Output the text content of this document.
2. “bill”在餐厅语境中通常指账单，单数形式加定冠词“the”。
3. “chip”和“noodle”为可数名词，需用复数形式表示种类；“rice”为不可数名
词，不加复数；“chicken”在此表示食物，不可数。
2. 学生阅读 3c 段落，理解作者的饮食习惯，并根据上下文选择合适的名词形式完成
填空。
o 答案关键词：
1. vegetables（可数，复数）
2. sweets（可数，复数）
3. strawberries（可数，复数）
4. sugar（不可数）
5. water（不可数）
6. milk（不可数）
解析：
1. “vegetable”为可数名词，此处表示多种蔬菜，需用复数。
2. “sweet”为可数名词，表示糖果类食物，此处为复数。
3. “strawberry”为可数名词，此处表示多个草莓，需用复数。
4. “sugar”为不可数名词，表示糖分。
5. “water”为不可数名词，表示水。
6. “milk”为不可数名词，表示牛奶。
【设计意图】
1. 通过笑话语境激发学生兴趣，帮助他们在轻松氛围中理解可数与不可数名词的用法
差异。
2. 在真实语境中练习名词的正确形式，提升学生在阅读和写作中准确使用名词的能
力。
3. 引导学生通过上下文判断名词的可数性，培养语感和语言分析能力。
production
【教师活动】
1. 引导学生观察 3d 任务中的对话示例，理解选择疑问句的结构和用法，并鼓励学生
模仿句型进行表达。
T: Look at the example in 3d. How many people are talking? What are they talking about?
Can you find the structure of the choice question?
+++
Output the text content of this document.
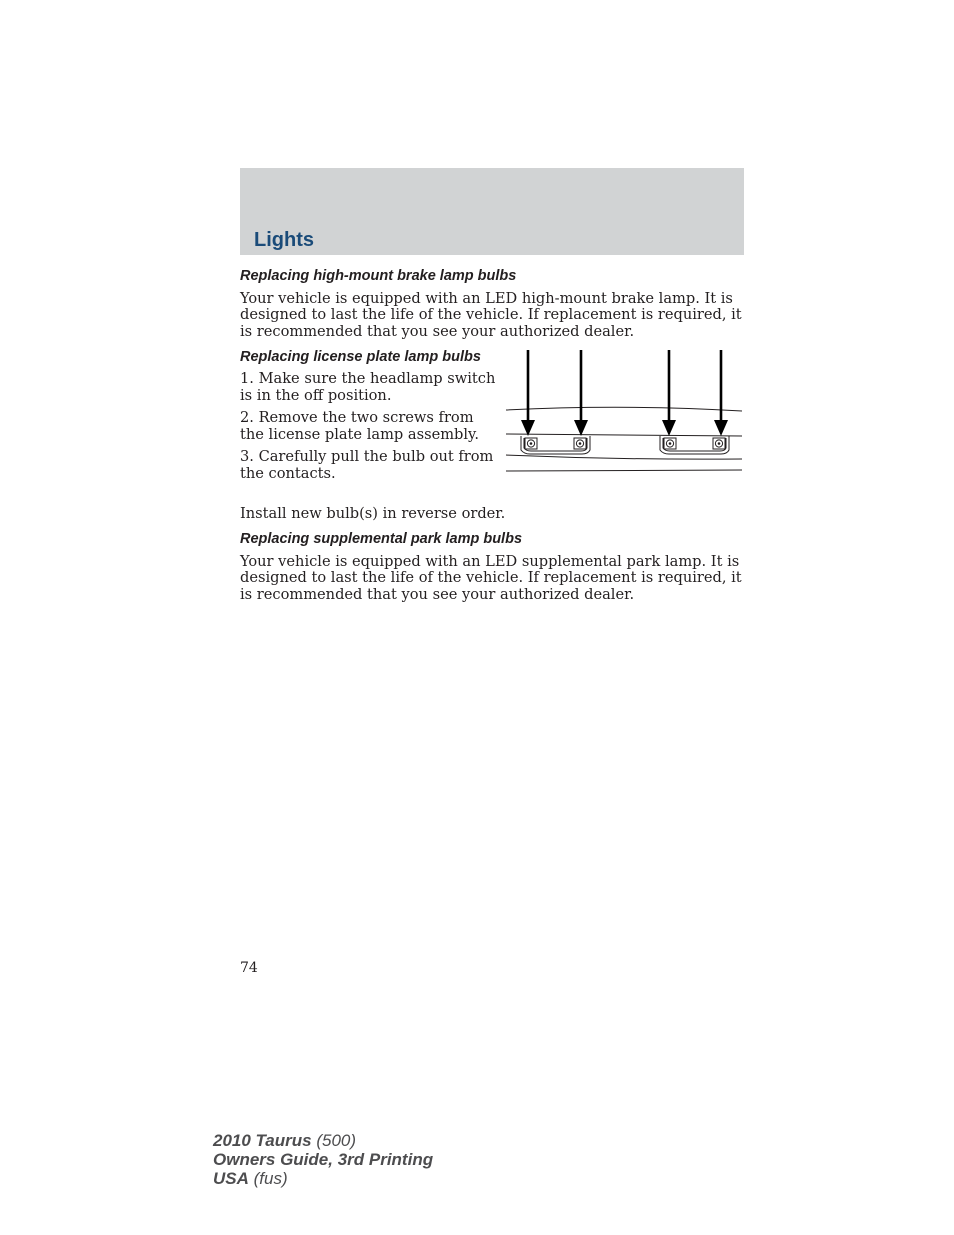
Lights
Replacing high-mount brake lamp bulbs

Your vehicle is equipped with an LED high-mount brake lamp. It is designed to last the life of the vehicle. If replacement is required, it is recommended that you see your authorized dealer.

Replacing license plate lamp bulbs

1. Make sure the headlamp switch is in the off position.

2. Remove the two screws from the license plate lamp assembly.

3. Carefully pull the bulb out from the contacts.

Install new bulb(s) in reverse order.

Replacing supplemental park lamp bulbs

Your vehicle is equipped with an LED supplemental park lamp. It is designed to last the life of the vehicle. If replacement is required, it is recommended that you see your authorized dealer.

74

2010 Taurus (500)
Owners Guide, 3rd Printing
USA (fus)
+++
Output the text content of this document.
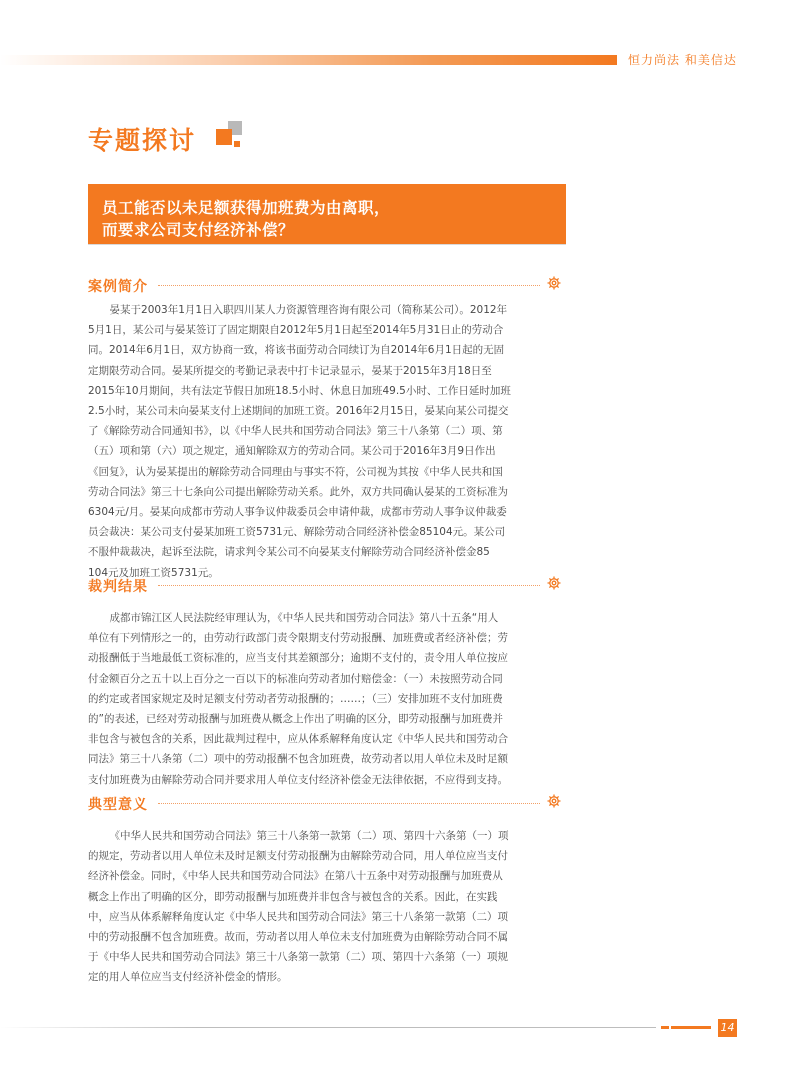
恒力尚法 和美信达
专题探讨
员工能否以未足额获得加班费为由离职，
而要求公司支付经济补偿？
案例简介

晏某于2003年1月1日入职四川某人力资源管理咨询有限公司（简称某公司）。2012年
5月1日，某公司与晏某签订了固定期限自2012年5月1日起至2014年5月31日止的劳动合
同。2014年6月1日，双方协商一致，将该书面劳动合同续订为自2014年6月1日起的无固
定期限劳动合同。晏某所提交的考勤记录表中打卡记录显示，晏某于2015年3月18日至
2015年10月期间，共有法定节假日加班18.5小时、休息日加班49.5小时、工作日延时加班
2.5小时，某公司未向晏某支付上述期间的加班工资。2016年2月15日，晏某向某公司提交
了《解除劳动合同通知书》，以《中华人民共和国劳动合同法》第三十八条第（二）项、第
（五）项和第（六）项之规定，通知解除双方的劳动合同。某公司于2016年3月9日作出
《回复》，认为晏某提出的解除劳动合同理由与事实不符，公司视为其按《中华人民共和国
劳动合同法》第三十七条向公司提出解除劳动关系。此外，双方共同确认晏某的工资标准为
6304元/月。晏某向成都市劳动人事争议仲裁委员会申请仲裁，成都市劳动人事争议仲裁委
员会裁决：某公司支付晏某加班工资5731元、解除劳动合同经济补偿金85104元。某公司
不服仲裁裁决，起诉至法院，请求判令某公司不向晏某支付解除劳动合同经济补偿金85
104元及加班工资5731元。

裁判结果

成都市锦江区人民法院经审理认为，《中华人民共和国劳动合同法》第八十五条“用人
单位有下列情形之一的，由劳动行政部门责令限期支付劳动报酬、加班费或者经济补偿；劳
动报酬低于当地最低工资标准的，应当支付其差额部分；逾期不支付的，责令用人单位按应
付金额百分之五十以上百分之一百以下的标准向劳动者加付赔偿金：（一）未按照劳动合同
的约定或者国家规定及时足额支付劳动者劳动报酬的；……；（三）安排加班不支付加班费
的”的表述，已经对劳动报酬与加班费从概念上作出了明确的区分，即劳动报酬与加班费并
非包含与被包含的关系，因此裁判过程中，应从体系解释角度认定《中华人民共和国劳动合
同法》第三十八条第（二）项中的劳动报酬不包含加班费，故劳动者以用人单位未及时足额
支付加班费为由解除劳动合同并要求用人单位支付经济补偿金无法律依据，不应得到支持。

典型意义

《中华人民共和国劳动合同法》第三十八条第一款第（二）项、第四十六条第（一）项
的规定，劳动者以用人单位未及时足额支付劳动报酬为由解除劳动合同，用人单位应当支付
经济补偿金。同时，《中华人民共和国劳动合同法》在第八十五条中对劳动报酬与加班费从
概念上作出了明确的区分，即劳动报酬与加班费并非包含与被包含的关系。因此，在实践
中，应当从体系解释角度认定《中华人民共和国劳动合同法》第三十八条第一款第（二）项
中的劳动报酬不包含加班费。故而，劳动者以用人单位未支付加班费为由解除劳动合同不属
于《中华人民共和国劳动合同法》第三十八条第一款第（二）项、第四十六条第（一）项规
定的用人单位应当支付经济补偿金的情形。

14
+++
**Problem requirements**: Select all lines in the listing above where the word "replacement" appears, and show them.

**Solution to this exercise**:
Your vehicle is equipped with an LED high-mount brake lamp. It is designed to last the life of the vehicle. If replacement is required, it is recommended that you see your authorized dealer.
Your vehicle is equipped with an LED supplemental park lamp. It is designed to last the life of the vehicle. If replacement is required, it is recommended that you see your authorized dealer.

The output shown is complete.